Exercise requirements |
Output every entry exactly as written, but omit the pictures.

Material provided |
::::

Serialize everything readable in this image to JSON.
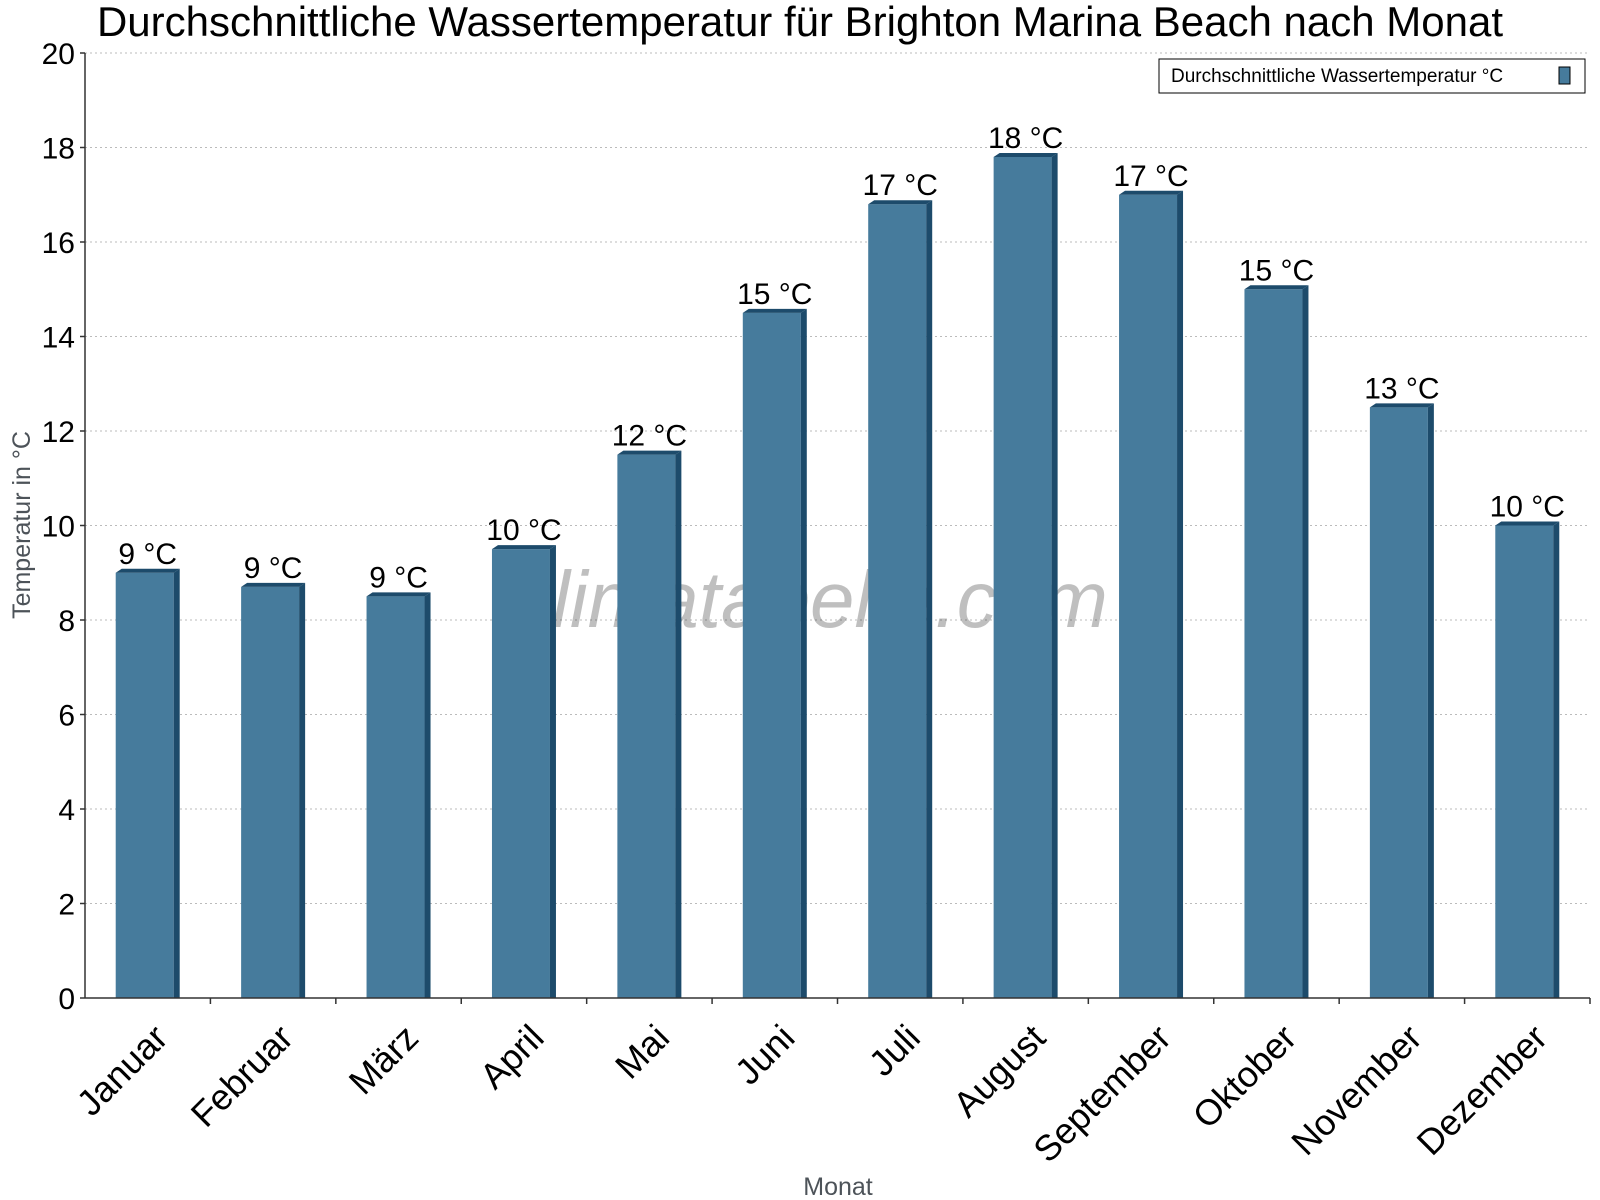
{
  "chart_data": {
    "type": "bar",
    "title": "Durchschnittliche Wassertemperatur für Brighton Marina Beach nach Monat",
    "xlabel": "Monat",
    "ylabel": "Temperatur in °C",
    "categories": [
      "Januar",
      "Februar",
      "März",
      "April",
      "Mai",
      "Juni",
      "Juli",
      "August",
      "September",
      "Oktober",
      "November",
      "Dezember"
    ],
    "series": [
      {
        "name": "Durchschnittliche Wassertemperatur °C",
        "values": [
          9.0,
          8.7,
          8.5,
          9.5,
          11.5,
          14.5,
          16.8,
          17.8,
          17.0,
          15.0,
          12.5,
          10.0
        ],
        "labels": [
          "9 °C",
          "9 °C",
          "9 °C",
          "10 °C",
          "12 °C",
          "15 °C",
          "17 °C",
          "18 °C",
          "17 °C",
          "15 °C",
          "13 °C",
          "10 °C"
        ]
      }
    ],
    "ylim": [
      0,
      20
    ],
    "yticks": [
      "0",
      "2",
      "4",
      "6",
      "8",
      "10",
      "12",
      "14",
      "16",
      "18",
      "20"
    ],
    "grid": true,
    "legend_position": "top-right",
    "bar_color": "#467b9c",
    "bar_shade_color": "#1d4b6b"
  },
  "watermark": "klimatabelle.com"
}
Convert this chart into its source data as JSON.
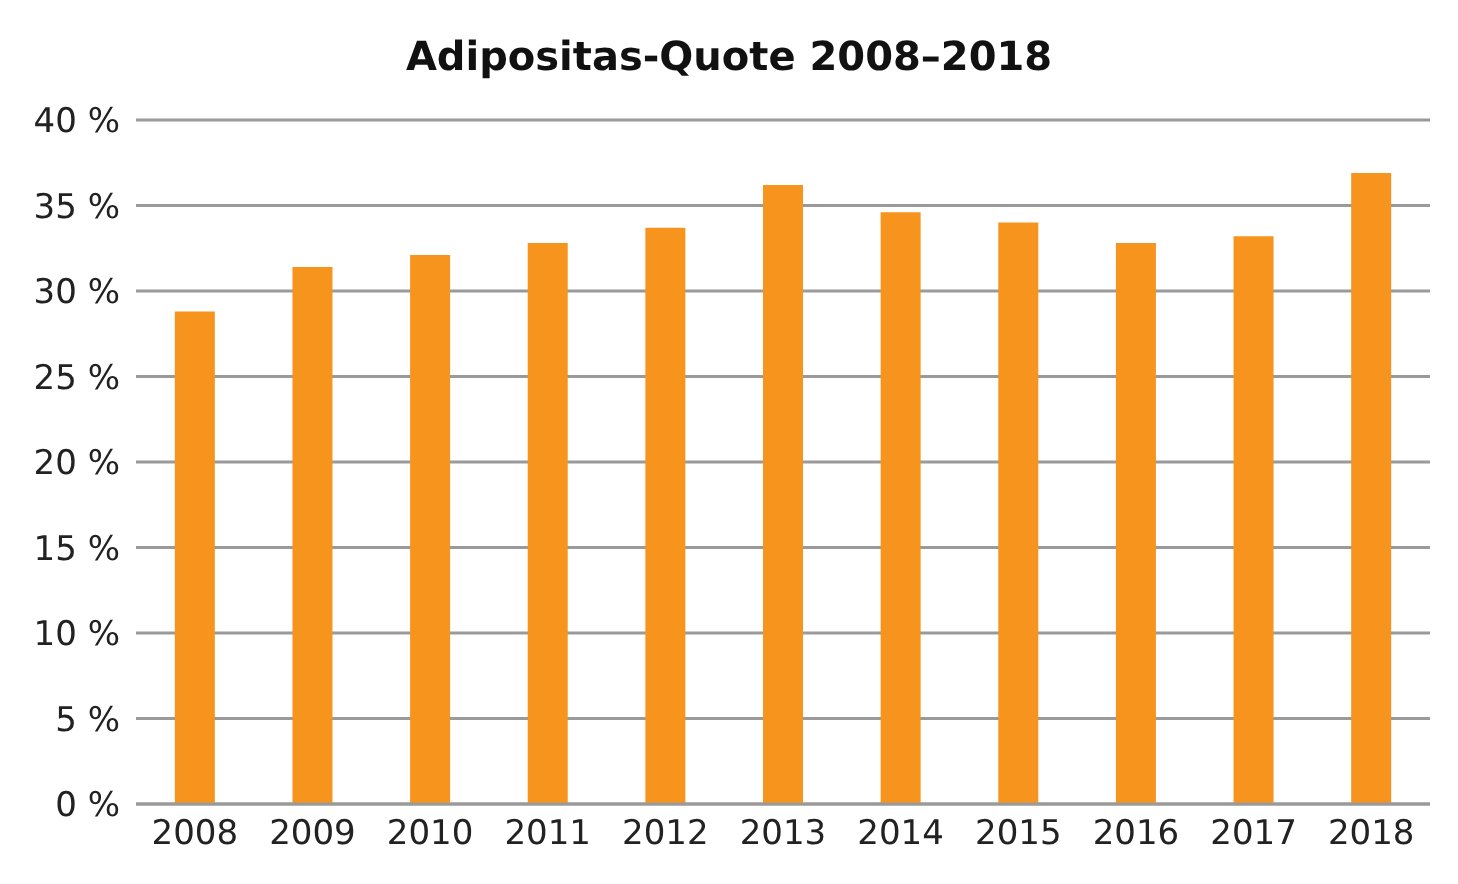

::::

Expected answer |
Serialize everything readable in this image to JSON.
{
  "chart_data": {
    "type": "bar",
    "title": "Durchschnittliche Wassertemperatur für Brighton Marina Beach nach Monat",
    "xlabel": "Monat",
    "ylabel": "Temperatur in °C",
    "categories": [
      "Januar",
      "Februar",
      "März",
      "April",
      "Mai",
      "Juni",
      "Juli",
      "August",
      "September",
      "Oktober",
      "November",
      "Dezember"
    ],
    "series": [
      {
        "name": "Durchschnittliche Wassertemperatur °C",
        "values": [
          9.0,
          8.7,
          8.5,
          9.5,
          11.5,
          14.5,
          16.8,
          17.8,
          17.0,
          15.0,
          12.5,
          10.0
        ],
        "labels": [
          "9 °C",
          "9 °C",
          "9 °C",
          "10 °C",
          "12 °C",
          "15 °C",
          "17 °C",
          "18 °C",
          "17 °C",
          "15 °C",
          "13 °C",
          "10 °C"
        ]
      }
    ],
    "ylim": [
      0,
      20
    ],
    "yticks": [
      "0",
      "2",
      "4",
      "6",
      "8",
      "10",
      "12",
      "14",
      "16",
      "18",
      "20"
    ],
    "grid": true,
    "legend_position": "top-right",
    "bar_color": "#467b9c",
    "bar_shade_color": "#1d4b6b"
  },
  "watermark": "klimatabelle.com"
}
Convert this chart into its source data as JSON.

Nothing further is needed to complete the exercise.